Task prompt: Quote the entries in full, character for character, without their images.

Source material:
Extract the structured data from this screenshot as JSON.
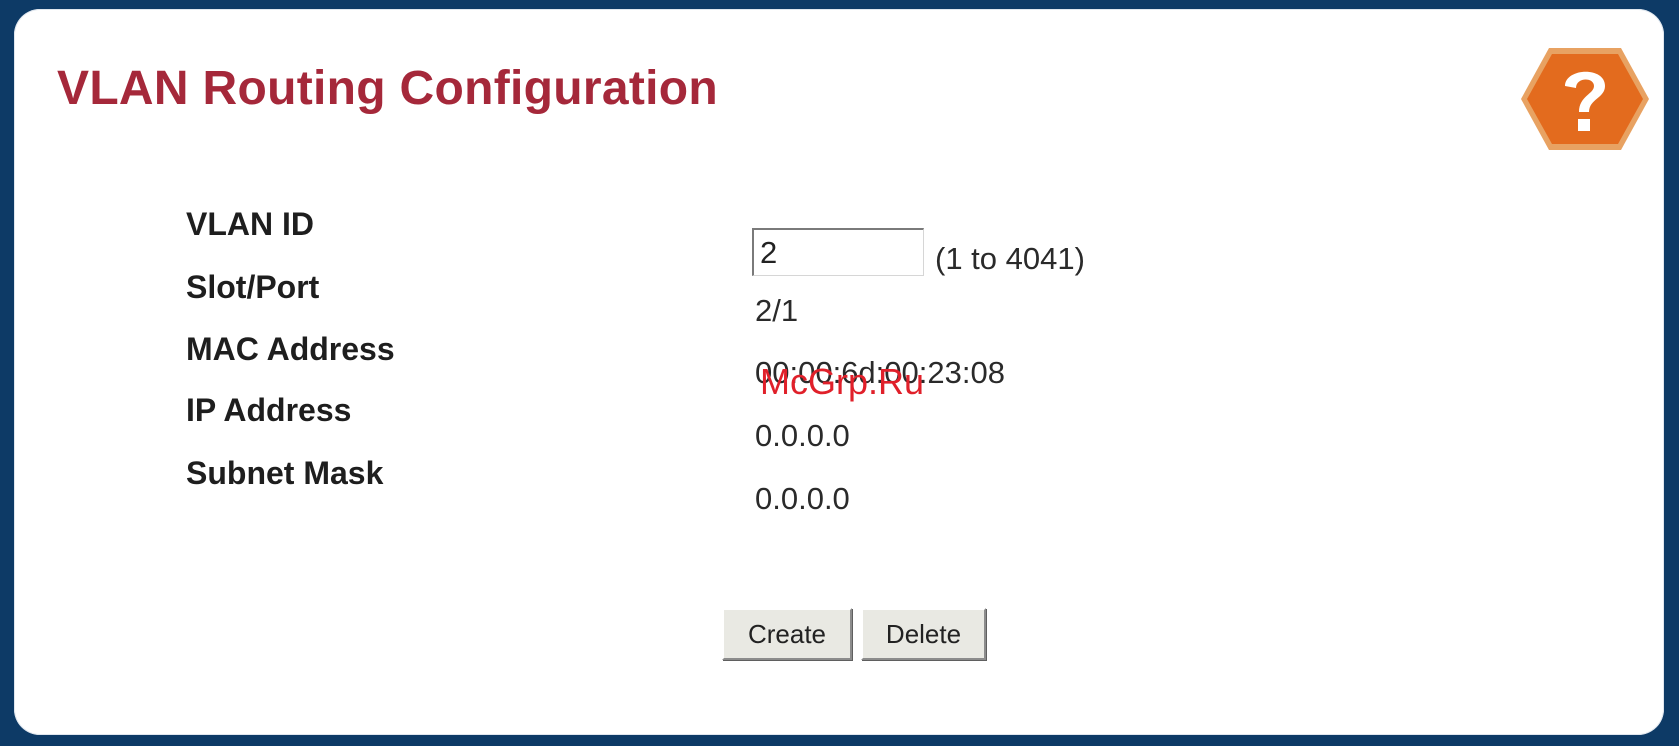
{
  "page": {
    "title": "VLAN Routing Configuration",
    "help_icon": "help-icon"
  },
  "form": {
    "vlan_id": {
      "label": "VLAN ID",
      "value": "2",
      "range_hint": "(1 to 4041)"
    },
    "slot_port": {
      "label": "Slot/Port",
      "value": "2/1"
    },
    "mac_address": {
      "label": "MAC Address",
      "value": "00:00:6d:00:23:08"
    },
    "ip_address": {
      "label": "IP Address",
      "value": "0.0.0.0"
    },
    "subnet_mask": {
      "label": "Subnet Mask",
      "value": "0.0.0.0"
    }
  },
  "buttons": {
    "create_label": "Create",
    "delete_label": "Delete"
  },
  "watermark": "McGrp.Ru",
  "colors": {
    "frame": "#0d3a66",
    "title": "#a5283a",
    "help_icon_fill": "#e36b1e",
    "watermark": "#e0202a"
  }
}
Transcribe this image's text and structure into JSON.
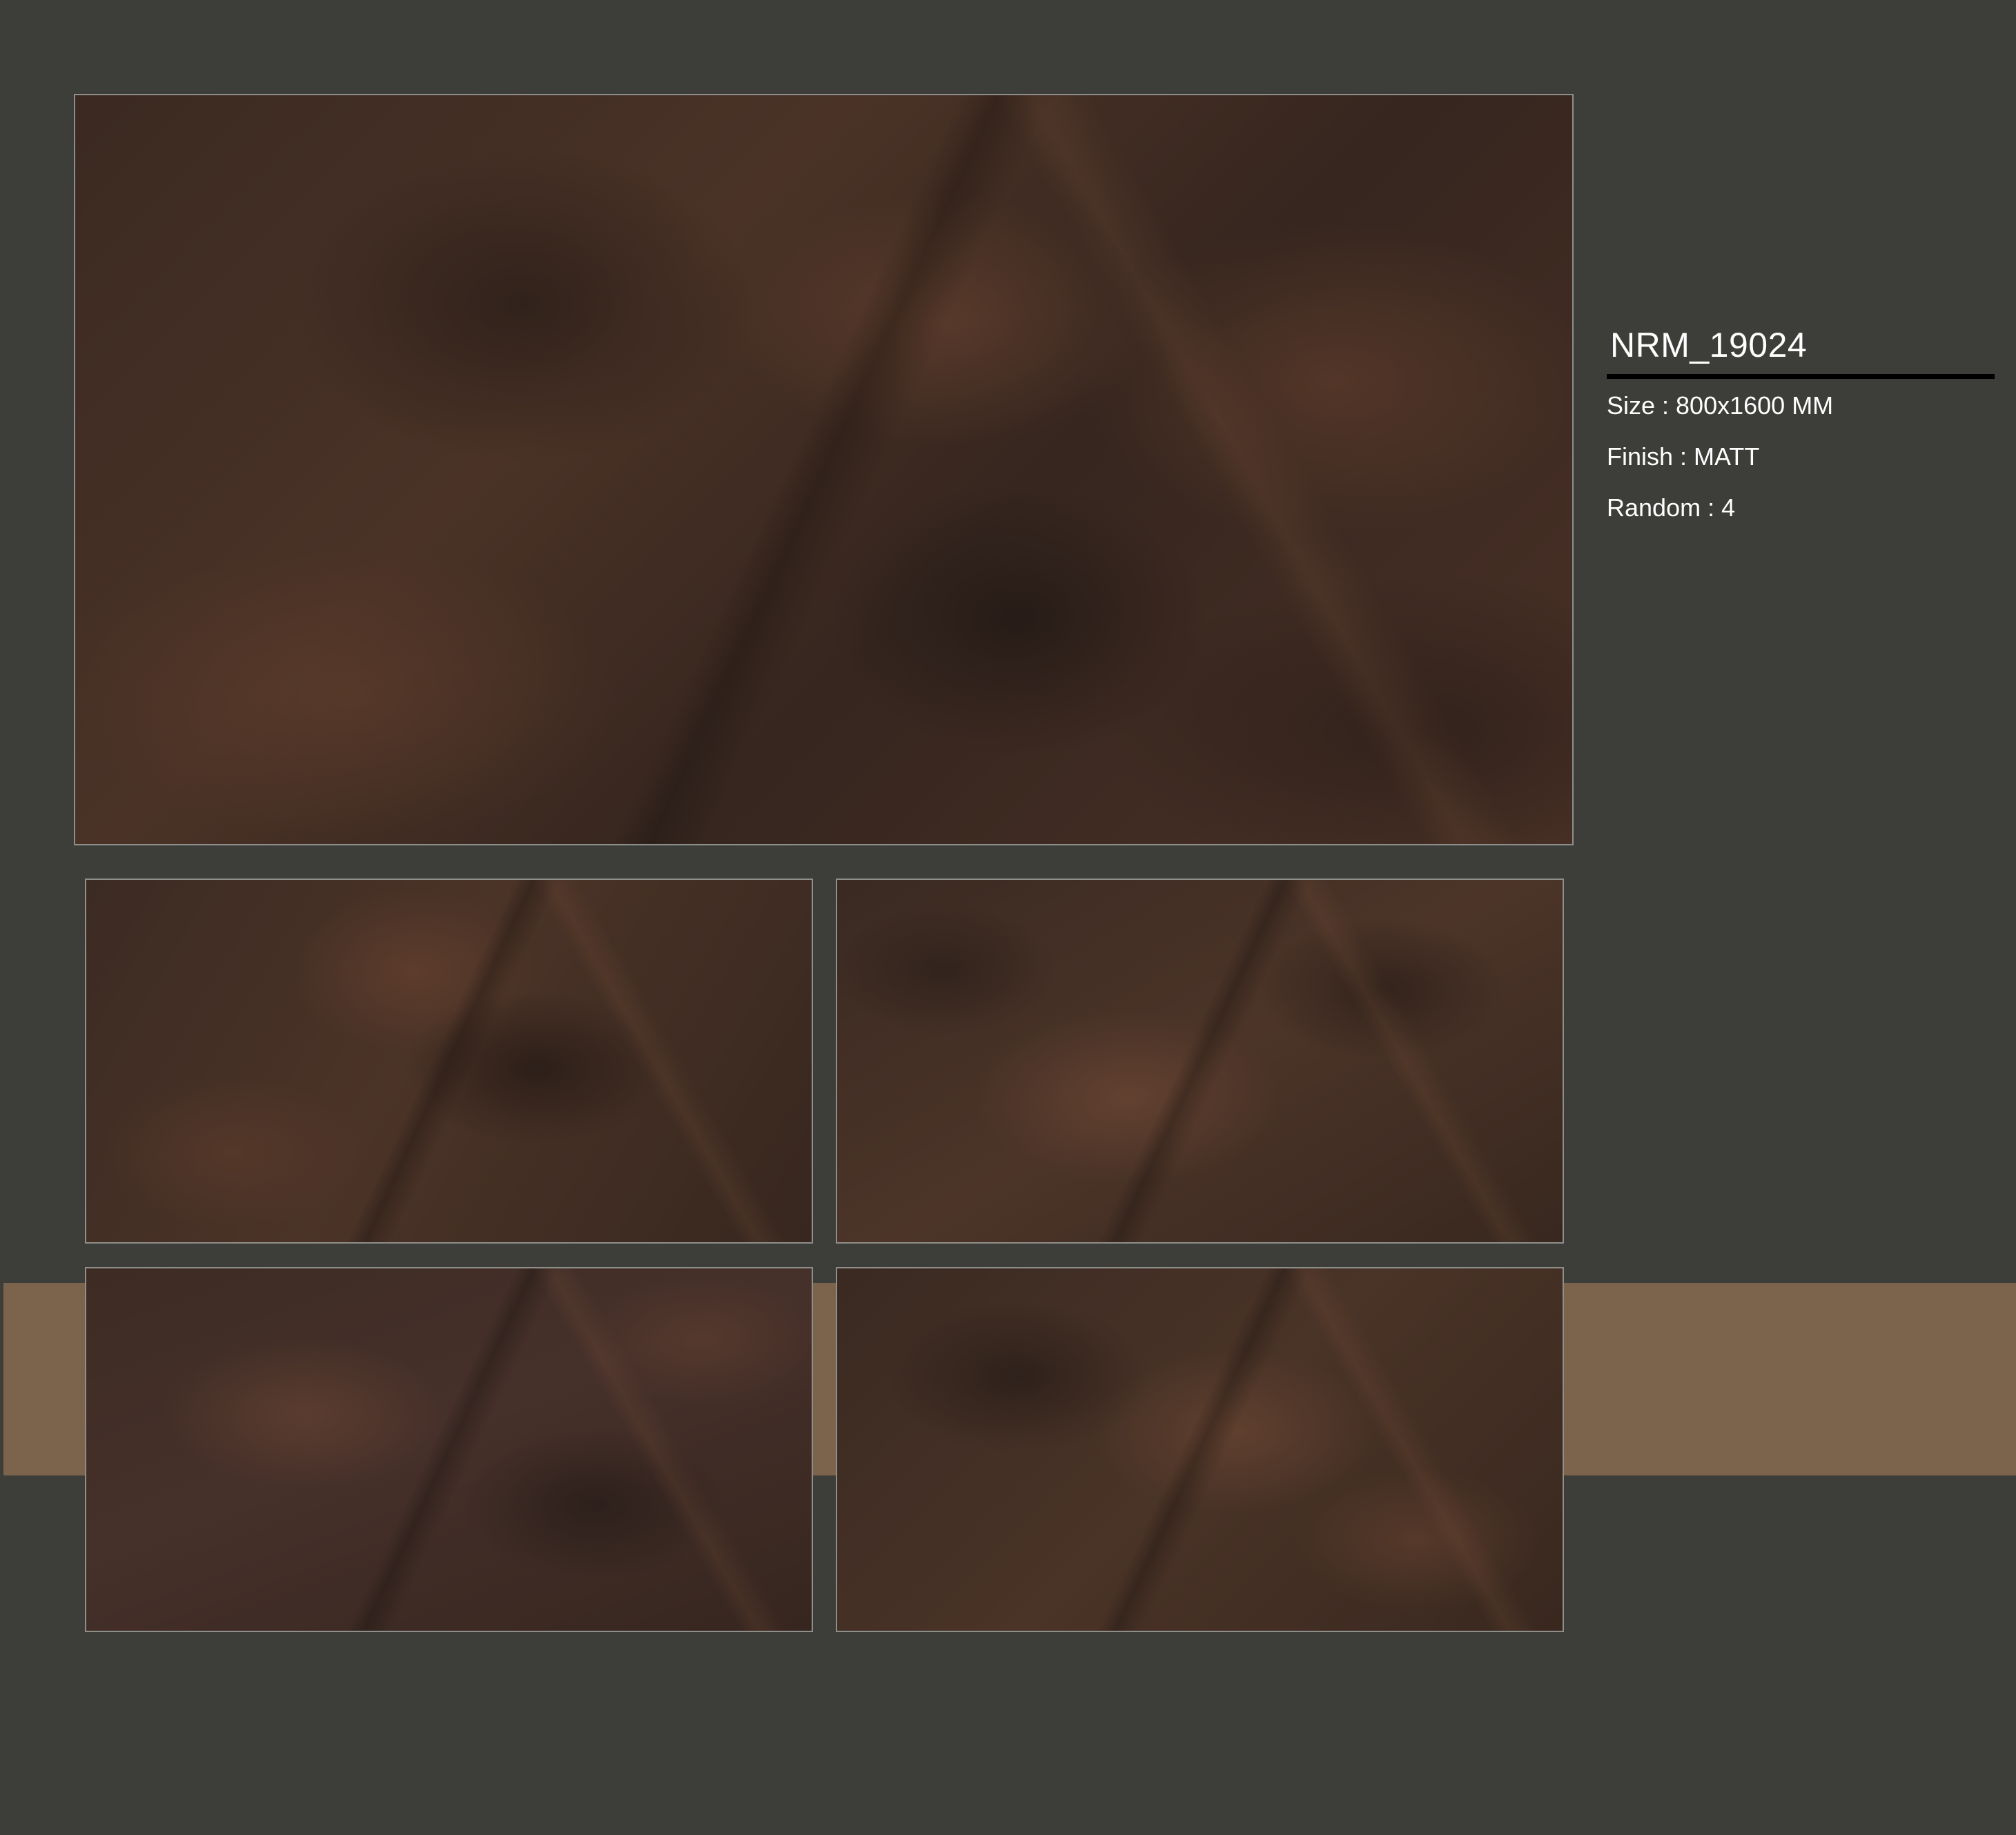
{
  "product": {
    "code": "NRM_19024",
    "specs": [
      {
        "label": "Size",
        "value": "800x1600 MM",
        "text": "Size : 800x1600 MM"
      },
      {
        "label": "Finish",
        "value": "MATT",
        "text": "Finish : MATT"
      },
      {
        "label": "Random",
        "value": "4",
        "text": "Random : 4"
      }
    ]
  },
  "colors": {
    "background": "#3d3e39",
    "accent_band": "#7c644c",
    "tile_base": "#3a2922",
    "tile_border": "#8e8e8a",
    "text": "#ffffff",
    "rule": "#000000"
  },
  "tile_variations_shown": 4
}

Solution to this exercise:
Extract the structured data from this screenshot as JSON.
{
  "page": {
    "title": "VLAN Routing Configuration",
    "help_icon": "help-icon"
  },
  "form": {
    "vlan_id": {
      "label": "VLAN ID",
      "value": "2",
      "range_hint": "(1 to 4041)"
    },
    "slot_port": {
      "label": "Slot/Port",
      "value": "2/1"
    },
    "mac_address": {
      "label": "MAC Address",
      "value": "00:00:6d:00:23:08"
    },
    "ip_address": {
      "label": "IP Address",
      "value": "0.0.0.0"
    },
    "subnet_mask": {
      "label": "Subnet Mask",
      "value": "0.0.0.0"
    }
  },
  "buttons": {
    "create_label": "Create",
    "delete_label": "Delete"
  },
  "watermark": "McGrp.Ru",
  "colors": {
    "frame": "#0d3a66",
    "title": "#a5283a",
    "help_icon_fill": "#e36b1e",
    "watermark": "#e0202a"
  }
}
Transcribe this image's text and structure into JSON.
{
  "product": {
    "code": "NRM_19024",
    "specs": [
      {
        "label": "Size",
        "value": "800x1600 MM",
        "text": "Size : 800x1600 MM"
      },
      {
        "label": "Finish",
        "value": "MATT",
        "text": "Finish : MATT"
      },
      {
        "label": "Random",
        "value": "4",
        "text": "Random : 4"
      }
    ]
  },
  "colors": {
    "background": "#3d3e39",
    "accent_band": "#7c644c",
    "tile_base": "#3a2922",
    "tile_border": "#8e8e8a",
    "text": "#ffffff",
    "rule": "#000000"
  },
  "tile_variations_shown": 4
}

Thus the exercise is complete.